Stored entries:
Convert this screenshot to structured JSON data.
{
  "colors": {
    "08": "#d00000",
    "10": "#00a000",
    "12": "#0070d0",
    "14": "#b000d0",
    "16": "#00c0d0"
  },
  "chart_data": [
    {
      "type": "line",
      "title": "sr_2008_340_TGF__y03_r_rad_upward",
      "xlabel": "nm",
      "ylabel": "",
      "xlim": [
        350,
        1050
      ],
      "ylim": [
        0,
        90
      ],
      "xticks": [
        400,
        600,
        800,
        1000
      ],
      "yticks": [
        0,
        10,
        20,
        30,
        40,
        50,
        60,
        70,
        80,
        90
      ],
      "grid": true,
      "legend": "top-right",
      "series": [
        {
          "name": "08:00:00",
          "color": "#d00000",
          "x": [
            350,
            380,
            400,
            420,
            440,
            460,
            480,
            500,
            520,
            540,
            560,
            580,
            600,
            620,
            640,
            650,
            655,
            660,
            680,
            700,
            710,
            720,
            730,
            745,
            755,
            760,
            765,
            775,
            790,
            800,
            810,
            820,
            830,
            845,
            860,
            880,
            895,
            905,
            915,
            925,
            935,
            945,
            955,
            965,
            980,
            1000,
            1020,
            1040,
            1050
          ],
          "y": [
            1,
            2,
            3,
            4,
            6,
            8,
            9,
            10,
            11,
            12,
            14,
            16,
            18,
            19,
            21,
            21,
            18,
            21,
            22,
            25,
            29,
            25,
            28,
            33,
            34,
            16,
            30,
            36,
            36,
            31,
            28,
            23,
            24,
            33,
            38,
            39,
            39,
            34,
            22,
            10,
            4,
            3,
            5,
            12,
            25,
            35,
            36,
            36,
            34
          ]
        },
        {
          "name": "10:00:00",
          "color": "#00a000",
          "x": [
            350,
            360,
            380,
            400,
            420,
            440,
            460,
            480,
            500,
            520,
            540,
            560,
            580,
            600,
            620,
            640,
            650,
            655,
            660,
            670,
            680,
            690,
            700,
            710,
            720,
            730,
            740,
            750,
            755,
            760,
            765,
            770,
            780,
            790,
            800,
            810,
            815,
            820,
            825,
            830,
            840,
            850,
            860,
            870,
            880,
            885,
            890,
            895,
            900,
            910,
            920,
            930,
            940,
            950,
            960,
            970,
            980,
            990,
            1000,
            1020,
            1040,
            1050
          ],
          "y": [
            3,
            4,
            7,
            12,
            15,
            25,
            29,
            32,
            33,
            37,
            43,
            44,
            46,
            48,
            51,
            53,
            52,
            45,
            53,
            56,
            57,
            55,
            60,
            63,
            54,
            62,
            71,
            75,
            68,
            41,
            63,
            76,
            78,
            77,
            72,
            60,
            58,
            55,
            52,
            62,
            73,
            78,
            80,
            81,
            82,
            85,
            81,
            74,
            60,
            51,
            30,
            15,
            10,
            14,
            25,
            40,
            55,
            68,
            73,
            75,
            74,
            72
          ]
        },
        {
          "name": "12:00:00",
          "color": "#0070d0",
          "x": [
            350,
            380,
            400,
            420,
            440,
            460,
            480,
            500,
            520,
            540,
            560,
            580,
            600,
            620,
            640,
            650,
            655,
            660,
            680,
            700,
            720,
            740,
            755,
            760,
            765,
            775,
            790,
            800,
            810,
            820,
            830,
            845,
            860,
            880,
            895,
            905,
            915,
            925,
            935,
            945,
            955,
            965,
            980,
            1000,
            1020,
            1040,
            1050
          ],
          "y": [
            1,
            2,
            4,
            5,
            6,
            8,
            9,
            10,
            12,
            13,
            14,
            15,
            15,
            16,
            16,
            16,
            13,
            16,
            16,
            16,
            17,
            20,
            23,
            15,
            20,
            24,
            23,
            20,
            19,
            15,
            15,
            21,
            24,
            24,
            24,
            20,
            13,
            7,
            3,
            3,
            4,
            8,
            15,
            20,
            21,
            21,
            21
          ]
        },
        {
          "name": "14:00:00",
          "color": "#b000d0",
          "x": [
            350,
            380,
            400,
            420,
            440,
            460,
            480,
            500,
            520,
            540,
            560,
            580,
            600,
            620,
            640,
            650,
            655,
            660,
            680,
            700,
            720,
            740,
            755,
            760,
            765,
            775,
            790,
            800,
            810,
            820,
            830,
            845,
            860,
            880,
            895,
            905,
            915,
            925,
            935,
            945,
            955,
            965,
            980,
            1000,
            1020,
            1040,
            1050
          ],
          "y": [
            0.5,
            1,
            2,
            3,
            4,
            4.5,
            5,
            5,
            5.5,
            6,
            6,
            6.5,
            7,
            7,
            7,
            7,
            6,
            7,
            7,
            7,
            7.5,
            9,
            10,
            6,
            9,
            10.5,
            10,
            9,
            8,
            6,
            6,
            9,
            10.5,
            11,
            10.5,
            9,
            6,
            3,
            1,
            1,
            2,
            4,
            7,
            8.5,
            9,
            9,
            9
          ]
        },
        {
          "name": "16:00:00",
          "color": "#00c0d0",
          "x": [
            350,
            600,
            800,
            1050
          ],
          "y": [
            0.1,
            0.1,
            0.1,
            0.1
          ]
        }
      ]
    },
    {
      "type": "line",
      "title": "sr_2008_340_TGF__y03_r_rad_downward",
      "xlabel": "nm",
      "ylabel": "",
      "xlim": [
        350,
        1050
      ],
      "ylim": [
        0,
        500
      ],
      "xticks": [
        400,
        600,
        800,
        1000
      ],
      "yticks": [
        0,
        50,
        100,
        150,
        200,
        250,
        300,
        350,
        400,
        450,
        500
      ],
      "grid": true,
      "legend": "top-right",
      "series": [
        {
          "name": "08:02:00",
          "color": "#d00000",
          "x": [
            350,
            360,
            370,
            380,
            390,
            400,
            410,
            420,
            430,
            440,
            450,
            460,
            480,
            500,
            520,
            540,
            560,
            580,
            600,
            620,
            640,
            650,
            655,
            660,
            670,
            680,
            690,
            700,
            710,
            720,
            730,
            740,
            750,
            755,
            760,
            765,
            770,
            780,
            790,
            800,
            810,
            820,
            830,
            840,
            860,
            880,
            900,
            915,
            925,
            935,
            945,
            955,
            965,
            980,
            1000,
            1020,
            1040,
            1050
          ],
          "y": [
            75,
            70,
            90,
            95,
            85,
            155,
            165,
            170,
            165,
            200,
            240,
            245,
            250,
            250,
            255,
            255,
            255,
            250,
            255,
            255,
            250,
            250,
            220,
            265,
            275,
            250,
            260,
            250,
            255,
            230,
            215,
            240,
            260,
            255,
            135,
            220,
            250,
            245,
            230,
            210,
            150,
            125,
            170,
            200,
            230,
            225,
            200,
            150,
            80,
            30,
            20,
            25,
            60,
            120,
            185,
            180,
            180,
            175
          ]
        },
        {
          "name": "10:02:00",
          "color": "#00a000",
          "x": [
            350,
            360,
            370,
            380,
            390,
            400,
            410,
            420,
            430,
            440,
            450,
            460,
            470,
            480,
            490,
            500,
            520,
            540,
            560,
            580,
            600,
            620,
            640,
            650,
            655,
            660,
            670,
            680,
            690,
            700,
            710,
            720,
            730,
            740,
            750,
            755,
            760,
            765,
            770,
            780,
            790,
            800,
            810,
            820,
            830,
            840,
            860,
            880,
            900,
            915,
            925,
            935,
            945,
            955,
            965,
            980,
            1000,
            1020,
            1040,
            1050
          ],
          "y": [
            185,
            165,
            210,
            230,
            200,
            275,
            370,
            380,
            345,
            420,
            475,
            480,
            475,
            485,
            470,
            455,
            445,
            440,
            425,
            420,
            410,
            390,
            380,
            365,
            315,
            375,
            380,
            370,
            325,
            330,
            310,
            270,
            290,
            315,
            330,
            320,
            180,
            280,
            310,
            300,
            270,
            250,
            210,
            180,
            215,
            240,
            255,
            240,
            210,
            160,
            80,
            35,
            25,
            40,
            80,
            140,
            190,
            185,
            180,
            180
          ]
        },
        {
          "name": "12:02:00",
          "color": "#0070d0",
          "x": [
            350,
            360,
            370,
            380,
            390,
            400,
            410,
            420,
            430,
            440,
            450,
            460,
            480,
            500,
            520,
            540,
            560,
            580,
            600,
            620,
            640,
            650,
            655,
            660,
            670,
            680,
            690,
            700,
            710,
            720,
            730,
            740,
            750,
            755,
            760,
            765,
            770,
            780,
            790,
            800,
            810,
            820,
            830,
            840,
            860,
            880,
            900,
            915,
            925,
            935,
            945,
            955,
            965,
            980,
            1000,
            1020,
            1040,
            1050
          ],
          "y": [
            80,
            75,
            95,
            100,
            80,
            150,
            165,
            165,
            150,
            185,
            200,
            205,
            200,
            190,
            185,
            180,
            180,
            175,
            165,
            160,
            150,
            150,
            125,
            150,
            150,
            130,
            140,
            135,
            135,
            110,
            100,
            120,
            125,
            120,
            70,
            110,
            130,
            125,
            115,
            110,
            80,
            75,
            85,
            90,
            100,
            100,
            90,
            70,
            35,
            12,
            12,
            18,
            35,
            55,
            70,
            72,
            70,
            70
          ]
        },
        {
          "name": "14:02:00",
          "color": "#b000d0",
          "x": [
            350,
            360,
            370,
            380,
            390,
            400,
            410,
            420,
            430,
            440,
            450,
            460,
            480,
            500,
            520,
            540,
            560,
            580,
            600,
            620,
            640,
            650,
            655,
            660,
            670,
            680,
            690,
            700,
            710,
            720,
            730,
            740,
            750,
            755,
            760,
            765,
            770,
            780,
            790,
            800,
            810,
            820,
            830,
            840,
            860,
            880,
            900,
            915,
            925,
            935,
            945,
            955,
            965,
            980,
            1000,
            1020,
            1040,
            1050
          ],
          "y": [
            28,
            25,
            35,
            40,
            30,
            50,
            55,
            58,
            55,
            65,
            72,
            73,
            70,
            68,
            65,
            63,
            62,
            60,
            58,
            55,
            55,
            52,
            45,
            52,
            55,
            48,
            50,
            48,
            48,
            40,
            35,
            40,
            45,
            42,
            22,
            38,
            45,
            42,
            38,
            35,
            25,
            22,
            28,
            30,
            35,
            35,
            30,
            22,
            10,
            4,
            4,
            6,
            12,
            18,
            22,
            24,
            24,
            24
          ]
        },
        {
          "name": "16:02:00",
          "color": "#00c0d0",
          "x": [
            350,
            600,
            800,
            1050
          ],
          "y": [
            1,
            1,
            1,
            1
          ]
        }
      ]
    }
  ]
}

EXERCISE PROMPT:
From the data, pick out every line that includes "title".

RESPONSE:
      "title": "sr_2008_340_TGF__y03_r_rad_upward",
      "title": "sr_2008_340_TGF__y03_r_rad_downward",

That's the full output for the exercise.